Dataset excerpts:
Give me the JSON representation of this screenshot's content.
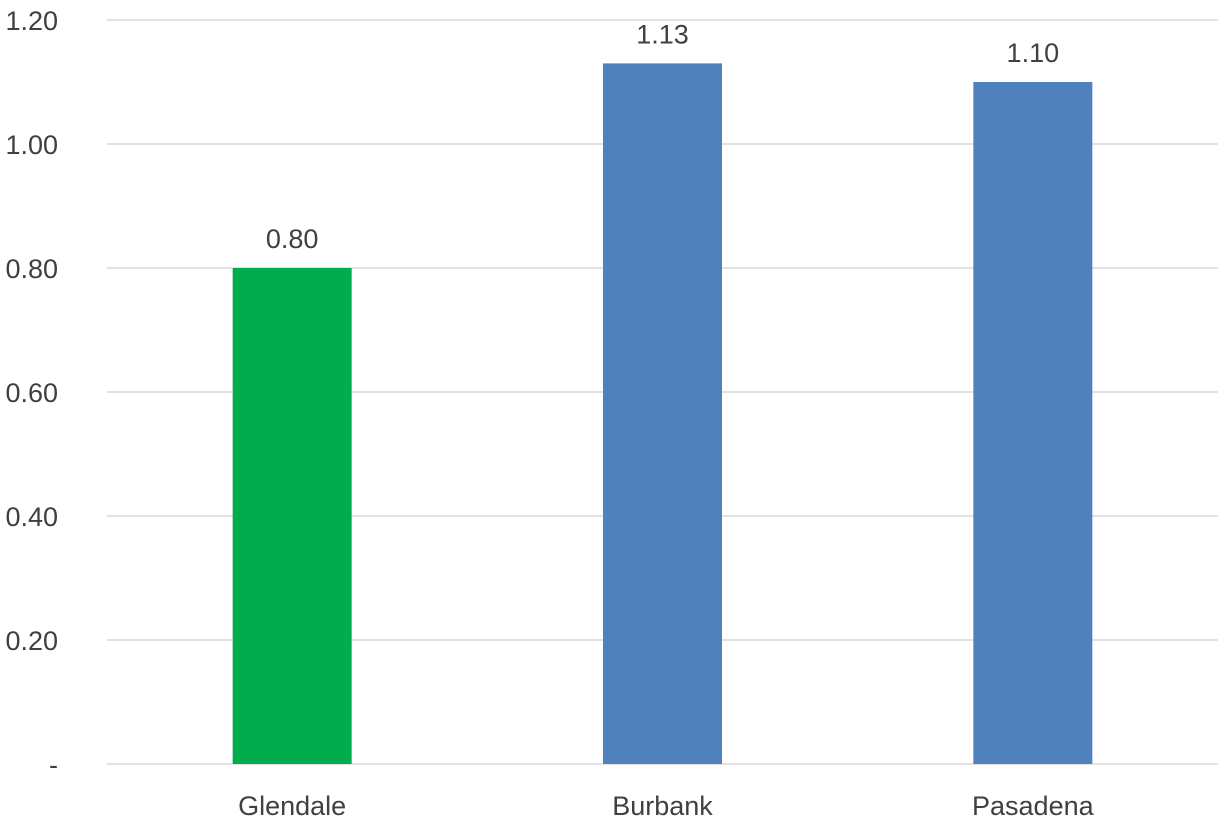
{
  "chart_data": {
    "type": "bar",
    "title": "",
    "xlabel": "",
    "ylabel": "",
    "categories": [
      "Glendale",
      "Burbank",
      "Pasadena"
    ],
    "values": [
      0.8,
      1.13,
      1.1
    ],
    "value_labels": [
      "0.80",
      "1.13",
      "1.10"
    ],
    "bar_colors": [
      "#00ac4e",
      "#4f81bd",
      "#4f81bd"
    ],
    "ylim": [
      0,
      1.2
    ],
    "yticks": [
      0,
      0.2,
      0.4,
      0.6,
      0.8,
      1.0,
      1.2
    ],
    "ytick_labels": [
      "-",
      "0.20",
      "0.40",
      "0.60",
      "0.80",
      "1.00",
      "1.20"
    ],
    "grid": true,
    "legend": "none"
  }
}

Given instruction: Output every entry verbatim. Pictures do not belong in the copy.

Final result:
Give me the JSON representation of this screenshot's content.
{
  "chart_data": {
    "type": "bar",
    "title": "",
    "xlabel": "",
    "ylabel": "",
    "categories": [
      "Glendale",
      "Burbank",
      "Pasadena"
    ],
    "values": [
      0.8,
      1.13,
      1.1
    ],
    "value_labels": [
      "0.80",
      "1.13",
      "1.10"
    ],
    "bar_colors": [
      "#00ac4e",
      "#4f81bd",
      "#4f81bd"
    ],
    "ylim": [
      0,
      1.2
    ],
    "yticks": [
      0,
      0.2,
      0.4,
      0.6,
      0.8,
      1.0,
      1.2
    ],
    "ytick_labels": [
      "-",
      "0.20",
      "0.40",
      "0.60",
      "0.80",
      "1.00",
      "1.20"
    ],
    "grid": true,
    "legend": "none"
  }
}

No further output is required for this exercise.